(Material provided begins)
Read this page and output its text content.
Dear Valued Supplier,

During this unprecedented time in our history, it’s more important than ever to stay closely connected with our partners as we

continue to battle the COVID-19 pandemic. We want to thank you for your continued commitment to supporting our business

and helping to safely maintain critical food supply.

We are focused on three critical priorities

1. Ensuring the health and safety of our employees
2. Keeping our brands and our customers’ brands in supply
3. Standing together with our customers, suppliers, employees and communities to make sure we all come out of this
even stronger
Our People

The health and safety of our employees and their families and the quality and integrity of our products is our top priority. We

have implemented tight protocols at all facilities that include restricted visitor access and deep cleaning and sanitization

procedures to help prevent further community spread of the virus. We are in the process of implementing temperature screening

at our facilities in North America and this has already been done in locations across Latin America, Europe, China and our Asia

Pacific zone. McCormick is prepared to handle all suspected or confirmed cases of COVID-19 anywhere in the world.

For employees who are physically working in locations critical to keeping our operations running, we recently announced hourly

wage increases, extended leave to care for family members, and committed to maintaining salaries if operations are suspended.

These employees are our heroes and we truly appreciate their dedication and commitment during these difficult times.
(Material provided ends)
What to work on:
Look over the records above and say, with no extra words, how many lines include "health".

Reply to the exercise:
2